▸ Directions for this task
Reading the listing below, count the lines that contain the word "title" and give that count alone.

▬▬▬▬▬▬▬▬▬▬

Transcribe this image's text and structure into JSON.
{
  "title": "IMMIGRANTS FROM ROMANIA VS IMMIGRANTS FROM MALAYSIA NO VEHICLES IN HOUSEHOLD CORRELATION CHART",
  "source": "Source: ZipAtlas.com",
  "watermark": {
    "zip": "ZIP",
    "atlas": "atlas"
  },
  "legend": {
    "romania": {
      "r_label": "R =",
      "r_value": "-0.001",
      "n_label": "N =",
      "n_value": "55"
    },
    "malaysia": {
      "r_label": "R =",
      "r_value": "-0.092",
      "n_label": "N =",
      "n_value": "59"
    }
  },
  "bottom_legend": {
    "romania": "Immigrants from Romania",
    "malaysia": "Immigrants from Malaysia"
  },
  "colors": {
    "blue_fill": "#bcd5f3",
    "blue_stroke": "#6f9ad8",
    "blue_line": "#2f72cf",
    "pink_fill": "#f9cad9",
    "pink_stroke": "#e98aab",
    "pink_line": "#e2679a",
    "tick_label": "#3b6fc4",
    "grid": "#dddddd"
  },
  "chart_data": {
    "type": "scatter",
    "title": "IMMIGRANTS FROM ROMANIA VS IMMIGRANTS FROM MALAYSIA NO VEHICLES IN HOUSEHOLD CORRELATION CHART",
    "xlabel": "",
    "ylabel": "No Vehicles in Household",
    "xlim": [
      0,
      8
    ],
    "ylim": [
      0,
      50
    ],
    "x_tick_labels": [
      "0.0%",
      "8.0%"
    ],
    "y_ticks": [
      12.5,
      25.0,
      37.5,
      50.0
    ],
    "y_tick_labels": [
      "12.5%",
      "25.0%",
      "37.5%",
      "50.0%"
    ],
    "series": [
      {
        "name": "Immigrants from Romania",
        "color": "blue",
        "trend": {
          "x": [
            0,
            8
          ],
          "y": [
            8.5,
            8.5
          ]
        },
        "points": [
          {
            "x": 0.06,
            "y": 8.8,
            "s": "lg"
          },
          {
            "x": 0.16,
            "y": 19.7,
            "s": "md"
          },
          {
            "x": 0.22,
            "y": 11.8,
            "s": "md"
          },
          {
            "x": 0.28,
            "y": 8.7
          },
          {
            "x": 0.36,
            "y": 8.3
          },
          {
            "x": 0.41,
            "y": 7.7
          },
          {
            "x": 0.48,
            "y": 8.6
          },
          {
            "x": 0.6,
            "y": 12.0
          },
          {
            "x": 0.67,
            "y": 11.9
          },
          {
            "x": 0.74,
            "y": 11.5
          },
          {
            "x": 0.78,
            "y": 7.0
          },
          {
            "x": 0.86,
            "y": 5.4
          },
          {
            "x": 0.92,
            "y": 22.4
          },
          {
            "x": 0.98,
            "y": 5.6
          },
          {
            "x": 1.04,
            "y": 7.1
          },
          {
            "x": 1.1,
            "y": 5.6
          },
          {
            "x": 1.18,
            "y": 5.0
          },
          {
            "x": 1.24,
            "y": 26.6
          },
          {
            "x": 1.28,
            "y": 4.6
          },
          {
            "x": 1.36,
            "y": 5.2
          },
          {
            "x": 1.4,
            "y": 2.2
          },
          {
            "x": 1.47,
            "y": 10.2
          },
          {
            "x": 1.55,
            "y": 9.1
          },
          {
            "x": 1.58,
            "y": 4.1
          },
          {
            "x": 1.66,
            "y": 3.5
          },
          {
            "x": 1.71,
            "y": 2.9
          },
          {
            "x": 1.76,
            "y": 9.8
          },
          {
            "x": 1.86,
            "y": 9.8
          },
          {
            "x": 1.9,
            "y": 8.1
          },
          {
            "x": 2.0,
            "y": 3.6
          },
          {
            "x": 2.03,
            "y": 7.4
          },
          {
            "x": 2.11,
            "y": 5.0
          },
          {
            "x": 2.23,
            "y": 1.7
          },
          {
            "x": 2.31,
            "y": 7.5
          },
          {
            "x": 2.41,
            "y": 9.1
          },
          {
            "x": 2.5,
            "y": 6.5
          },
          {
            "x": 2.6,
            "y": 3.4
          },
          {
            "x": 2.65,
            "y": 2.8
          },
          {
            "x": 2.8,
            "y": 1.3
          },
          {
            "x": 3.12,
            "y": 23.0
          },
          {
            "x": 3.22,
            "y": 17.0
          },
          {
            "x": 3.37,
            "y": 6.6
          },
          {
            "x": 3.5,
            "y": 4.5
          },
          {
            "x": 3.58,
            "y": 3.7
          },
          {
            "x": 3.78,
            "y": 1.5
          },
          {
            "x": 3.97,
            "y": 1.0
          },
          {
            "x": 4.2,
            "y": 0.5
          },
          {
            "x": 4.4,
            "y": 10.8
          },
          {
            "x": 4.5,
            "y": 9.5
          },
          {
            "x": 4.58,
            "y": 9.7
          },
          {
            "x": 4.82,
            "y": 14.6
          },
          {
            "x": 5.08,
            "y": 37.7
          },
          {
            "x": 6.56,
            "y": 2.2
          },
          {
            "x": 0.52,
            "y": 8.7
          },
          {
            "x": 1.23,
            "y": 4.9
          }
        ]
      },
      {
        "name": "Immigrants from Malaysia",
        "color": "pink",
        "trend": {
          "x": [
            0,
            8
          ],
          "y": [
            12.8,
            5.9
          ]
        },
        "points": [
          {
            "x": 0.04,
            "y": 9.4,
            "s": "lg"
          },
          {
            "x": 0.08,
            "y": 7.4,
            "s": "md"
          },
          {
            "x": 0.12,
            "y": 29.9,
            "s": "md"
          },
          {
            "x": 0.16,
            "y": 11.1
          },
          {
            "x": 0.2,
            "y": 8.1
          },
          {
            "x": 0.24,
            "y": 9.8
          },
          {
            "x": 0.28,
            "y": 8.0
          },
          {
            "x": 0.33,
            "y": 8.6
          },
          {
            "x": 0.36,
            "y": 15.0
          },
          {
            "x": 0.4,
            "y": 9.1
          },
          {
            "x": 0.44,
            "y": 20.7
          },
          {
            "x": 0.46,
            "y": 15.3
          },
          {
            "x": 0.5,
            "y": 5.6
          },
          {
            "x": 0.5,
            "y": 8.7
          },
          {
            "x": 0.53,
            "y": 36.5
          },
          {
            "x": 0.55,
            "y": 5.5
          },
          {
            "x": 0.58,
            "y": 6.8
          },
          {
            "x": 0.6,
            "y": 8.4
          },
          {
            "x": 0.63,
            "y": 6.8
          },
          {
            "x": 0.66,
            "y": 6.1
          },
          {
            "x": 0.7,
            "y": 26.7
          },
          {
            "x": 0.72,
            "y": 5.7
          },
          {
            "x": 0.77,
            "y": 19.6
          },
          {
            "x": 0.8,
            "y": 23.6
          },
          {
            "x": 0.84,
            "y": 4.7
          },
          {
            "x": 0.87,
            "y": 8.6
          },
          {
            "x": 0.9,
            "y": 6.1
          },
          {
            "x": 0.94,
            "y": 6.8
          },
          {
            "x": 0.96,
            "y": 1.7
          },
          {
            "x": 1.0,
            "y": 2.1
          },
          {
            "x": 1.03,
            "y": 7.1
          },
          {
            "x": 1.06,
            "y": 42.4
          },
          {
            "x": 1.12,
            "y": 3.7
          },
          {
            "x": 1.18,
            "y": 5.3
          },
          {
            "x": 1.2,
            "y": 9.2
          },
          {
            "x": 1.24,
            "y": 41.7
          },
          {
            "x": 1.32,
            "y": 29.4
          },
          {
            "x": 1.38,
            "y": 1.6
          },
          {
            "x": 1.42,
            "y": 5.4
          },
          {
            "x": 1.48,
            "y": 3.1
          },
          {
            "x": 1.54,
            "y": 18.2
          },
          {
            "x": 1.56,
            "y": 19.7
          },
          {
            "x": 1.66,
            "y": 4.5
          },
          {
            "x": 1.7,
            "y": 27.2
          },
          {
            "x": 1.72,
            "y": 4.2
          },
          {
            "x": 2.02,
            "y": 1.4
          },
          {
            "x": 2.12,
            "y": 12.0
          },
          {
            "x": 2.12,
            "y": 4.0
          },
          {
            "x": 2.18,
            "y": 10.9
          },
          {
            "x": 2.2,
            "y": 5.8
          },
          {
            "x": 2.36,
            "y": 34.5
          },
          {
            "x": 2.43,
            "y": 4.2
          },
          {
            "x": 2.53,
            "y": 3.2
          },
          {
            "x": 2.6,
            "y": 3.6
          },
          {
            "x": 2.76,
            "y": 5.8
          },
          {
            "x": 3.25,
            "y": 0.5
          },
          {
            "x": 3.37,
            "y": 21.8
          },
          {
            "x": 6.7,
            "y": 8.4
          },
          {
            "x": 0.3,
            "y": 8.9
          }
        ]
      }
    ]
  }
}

▬▬▬▬▬▬▬▬▬▬

▸ Exercise output
2